*** Passage shown Section Begins ***

SQ-27986 inhibition of platelet aggregation is mediated through activation of platelet prostaglandin D 2 receptors

Abstract

SQ-27986, a oxabicycloheptane derivative, potently inhibits ADP-, collagen- adn arachidonic acid-induced platelet aggregation in human platelet-rich plasma. Human platelet aggregation induced by ADP is inhibited by SQ-27986 (EC 50 = 22nM), and the inhibitory action of SQ-27986 can be prevented with N-0164, a PGD 2 antagonist. By comparison, ADP-induced rat platelet aggreation is unaffected by SQ-27986 (IC 50 > 80 μM). Washed human platelets treated with SQ-27986 exhibit elevated cAMP leves and activated cAMP-dependent protein kinase. Elevation of platelet cAMP levels (greater than 4 fold basal) and activation of the cAMP-dependent protein kinase (greater than 4 fold) are observed with SQ-27986 concentrations above 100 nM. The SQ-27986-induced elevation of cAMP cna be prevented by N-0164. Lysed platelets treated with SQ-27986 showed stimulated adenylate cyclase activity. SQ-27986 competes with [ 3H]prostaglandin D 2 binding to isolated platelet membranes (EC 50 for SQ-27986 is 20 nM, which was more potent than cold PGD 2 itself). Radiolabeled Iloprost binding is virtually unaffected by SQ-27986 (EC 50 > 100 μM), indicating that SQ-27986 does not interact with platelet prostacylin receptors. These studies indicate that SQ-27986 inhibits platelet aggregation by activating platelet adenylate cyclase via stimulation of platelet PGD 2 receptors.

*** Passage shown Section Ends ***

## Exercise requirements
Answer these questions from the abstract on SQ-27986:
1. What EC 50 does it give for SQ-27986 against ADP-induced human platelet aggregation?
2. Which PGD 2 antagonist does it name as preventing the inhibitory action of SQ-27986?
3. What EC 50 does it report for SQ-27986 competing with [ 3H]prostaglandin D 2 binding to isolated platelet membranes?

*** Material supplied Section Begins ***

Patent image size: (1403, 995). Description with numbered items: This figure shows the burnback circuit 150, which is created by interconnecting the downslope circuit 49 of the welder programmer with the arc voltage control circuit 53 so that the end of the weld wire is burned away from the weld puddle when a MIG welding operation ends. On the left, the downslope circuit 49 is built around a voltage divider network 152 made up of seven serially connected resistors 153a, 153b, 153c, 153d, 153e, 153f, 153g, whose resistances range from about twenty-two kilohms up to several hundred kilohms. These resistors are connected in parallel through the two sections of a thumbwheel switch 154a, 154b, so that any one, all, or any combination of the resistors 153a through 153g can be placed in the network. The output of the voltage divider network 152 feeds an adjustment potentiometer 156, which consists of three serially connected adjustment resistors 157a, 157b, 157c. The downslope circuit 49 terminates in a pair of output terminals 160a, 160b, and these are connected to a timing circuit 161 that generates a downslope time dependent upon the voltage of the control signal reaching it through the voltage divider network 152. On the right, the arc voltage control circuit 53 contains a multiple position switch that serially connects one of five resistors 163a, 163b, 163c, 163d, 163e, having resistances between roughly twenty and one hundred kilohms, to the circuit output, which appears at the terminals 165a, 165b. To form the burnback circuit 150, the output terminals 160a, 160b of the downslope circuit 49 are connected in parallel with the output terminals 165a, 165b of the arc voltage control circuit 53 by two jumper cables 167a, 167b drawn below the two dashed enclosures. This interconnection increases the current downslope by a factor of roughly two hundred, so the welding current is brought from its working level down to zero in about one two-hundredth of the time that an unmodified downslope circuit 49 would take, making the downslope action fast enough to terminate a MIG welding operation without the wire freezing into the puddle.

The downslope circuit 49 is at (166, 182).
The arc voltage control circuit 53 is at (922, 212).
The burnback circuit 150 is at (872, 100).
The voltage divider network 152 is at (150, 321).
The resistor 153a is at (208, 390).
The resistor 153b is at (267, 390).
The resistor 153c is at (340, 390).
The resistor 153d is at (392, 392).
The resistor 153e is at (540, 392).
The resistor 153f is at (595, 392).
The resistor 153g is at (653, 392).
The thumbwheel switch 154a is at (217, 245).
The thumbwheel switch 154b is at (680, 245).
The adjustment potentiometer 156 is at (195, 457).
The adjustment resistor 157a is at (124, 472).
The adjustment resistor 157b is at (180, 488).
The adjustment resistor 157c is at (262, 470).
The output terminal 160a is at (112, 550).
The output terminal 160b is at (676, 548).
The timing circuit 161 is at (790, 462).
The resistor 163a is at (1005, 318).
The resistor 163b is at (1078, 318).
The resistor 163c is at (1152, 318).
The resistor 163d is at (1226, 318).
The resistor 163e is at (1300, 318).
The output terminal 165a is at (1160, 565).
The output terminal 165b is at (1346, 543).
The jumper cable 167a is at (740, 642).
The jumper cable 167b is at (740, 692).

*** Material supplied Section Ends ***

## Response
1. 22 nM
2. N-0164
3. 20 nM